--- Short problem ---
How many of these lines hold the string "date"? Answer with the number only.

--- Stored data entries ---

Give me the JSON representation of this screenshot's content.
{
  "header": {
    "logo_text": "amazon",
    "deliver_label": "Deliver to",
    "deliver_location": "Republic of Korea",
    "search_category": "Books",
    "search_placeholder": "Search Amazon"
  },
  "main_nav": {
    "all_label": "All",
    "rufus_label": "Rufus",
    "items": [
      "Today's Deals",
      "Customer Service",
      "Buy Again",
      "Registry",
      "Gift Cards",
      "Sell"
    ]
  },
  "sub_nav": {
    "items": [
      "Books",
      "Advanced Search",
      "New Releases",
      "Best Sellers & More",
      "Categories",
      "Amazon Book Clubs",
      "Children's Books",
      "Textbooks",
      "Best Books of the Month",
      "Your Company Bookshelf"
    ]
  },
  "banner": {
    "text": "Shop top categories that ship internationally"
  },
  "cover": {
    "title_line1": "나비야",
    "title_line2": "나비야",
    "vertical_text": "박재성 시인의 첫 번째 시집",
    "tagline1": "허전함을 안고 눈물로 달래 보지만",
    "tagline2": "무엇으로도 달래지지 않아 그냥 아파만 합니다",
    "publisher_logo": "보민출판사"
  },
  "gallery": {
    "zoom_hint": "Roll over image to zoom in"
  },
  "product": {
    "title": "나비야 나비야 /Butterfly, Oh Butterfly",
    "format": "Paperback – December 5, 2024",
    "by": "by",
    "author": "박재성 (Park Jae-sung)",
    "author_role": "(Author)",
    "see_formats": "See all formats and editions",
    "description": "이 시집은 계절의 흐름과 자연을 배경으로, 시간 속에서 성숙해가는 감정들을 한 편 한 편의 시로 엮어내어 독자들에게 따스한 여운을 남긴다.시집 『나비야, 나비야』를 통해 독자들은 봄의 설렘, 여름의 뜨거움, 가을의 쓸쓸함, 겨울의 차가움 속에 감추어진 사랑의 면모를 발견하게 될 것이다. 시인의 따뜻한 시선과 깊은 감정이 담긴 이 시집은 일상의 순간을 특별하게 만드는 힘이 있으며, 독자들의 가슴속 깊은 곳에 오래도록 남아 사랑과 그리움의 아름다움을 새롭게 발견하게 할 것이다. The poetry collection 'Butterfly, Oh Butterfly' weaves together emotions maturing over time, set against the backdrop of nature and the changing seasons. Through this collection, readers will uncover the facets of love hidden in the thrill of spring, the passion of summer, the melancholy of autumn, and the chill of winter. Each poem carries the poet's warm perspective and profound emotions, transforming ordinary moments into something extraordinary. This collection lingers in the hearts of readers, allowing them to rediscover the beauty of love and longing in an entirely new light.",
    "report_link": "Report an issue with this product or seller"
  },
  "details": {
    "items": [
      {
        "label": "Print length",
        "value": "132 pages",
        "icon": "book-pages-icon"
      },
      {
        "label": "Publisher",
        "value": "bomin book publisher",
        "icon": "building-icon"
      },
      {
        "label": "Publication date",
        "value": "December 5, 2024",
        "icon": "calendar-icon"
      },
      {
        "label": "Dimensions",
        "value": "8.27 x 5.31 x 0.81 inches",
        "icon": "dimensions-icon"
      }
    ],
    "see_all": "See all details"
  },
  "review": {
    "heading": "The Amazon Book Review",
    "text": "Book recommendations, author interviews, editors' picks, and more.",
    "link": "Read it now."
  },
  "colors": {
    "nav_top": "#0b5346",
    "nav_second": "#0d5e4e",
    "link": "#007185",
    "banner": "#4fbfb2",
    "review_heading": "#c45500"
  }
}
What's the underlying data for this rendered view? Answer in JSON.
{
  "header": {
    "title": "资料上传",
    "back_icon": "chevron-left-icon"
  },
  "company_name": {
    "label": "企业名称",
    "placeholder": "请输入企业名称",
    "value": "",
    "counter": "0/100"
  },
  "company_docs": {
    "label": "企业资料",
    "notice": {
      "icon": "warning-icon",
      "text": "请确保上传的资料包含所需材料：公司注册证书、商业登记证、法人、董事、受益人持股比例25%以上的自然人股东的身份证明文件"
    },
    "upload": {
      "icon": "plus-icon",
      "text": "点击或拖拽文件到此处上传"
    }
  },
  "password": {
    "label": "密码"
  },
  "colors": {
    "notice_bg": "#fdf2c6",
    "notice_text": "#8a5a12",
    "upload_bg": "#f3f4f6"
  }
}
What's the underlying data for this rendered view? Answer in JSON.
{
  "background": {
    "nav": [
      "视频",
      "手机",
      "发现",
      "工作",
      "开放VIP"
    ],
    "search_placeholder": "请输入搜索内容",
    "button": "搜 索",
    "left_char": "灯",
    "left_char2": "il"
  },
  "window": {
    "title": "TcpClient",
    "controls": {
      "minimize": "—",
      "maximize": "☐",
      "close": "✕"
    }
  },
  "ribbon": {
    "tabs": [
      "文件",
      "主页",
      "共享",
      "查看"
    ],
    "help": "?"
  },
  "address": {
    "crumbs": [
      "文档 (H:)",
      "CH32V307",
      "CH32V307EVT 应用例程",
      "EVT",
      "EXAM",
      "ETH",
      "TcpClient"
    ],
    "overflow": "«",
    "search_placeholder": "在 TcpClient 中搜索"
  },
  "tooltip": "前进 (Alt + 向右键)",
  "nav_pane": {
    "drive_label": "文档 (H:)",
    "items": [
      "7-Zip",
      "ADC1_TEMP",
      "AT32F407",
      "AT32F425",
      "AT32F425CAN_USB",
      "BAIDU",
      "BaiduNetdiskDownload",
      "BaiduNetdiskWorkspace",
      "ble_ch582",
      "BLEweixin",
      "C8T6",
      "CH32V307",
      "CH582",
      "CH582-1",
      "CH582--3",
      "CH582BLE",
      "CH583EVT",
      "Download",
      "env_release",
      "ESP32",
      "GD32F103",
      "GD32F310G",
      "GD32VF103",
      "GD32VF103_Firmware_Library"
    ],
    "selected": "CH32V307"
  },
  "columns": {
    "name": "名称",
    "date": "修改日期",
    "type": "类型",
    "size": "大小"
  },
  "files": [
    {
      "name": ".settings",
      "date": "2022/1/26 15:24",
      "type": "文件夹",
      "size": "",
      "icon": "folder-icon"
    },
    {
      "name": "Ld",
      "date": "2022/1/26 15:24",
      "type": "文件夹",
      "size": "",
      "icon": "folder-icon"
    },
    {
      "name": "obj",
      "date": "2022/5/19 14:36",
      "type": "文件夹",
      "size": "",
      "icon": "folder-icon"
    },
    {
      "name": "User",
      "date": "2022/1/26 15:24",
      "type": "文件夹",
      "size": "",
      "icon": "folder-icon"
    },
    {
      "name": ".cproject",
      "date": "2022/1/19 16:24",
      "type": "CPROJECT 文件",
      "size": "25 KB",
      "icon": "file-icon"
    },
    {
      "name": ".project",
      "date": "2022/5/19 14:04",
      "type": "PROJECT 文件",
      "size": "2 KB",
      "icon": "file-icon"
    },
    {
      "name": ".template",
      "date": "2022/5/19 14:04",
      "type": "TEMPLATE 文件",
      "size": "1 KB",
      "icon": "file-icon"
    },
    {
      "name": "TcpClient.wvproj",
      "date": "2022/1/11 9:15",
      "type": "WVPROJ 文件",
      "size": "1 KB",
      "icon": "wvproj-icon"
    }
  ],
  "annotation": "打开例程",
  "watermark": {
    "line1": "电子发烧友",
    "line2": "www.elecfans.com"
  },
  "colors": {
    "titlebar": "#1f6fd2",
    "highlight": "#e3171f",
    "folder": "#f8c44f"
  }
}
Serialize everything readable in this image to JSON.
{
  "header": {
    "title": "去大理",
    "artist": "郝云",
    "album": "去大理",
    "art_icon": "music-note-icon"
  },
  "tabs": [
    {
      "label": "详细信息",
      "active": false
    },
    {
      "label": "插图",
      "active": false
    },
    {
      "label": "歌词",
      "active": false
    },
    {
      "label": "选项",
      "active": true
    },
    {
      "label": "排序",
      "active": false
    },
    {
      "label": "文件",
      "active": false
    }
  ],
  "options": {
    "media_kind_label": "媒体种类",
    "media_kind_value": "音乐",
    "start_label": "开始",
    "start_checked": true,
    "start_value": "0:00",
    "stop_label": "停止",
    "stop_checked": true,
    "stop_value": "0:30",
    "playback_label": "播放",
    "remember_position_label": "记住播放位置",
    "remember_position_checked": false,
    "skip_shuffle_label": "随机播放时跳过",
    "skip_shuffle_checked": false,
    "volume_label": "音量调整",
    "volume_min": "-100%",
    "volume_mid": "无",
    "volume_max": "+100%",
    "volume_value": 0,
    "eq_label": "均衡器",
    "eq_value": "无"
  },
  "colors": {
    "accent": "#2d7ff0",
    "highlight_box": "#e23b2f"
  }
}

--- Answer to this task ---
10